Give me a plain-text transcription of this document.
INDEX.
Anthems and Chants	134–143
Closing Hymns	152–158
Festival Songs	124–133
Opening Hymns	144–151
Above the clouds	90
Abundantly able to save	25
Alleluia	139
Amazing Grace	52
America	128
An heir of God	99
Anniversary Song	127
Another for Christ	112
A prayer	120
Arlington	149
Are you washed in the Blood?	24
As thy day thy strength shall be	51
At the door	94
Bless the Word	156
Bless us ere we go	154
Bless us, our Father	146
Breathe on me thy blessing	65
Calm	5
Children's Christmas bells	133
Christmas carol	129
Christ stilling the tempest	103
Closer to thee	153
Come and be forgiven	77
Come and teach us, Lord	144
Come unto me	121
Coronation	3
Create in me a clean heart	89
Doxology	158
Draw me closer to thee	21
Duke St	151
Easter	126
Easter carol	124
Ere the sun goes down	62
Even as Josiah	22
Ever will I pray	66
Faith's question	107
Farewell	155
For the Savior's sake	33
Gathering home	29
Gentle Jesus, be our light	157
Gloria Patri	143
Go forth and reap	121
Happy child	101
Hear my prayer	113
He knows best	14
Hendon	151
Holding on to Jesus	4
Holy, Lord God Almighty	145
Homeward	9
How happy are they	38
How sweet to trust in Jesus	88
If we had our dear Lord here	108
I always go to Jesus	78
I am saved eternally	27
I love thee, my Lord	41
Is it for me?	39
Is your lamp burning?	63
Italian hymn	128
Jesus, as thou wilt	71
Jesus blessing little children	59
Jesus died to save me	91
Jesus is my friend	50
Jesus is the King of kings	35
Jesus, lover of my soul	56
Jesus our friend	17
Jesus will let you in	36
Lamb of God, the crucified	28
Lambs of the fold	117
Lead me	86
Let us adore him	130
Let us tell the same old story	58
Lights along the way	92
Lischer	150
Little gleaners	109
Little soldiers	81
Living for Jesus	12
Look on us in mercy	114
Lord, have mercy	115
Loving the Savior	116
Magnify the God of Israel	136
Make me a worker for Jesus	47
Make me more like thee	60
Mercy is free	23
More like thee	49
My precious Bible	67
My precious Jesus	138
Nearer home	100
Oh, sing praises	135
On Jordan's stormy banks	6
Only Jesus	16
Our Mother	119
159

-*-

■ Exercise description:
Show every line from the entries above in which "carol" appears.

■ Solution to this task:
Christmas carol	129
Easter carol	124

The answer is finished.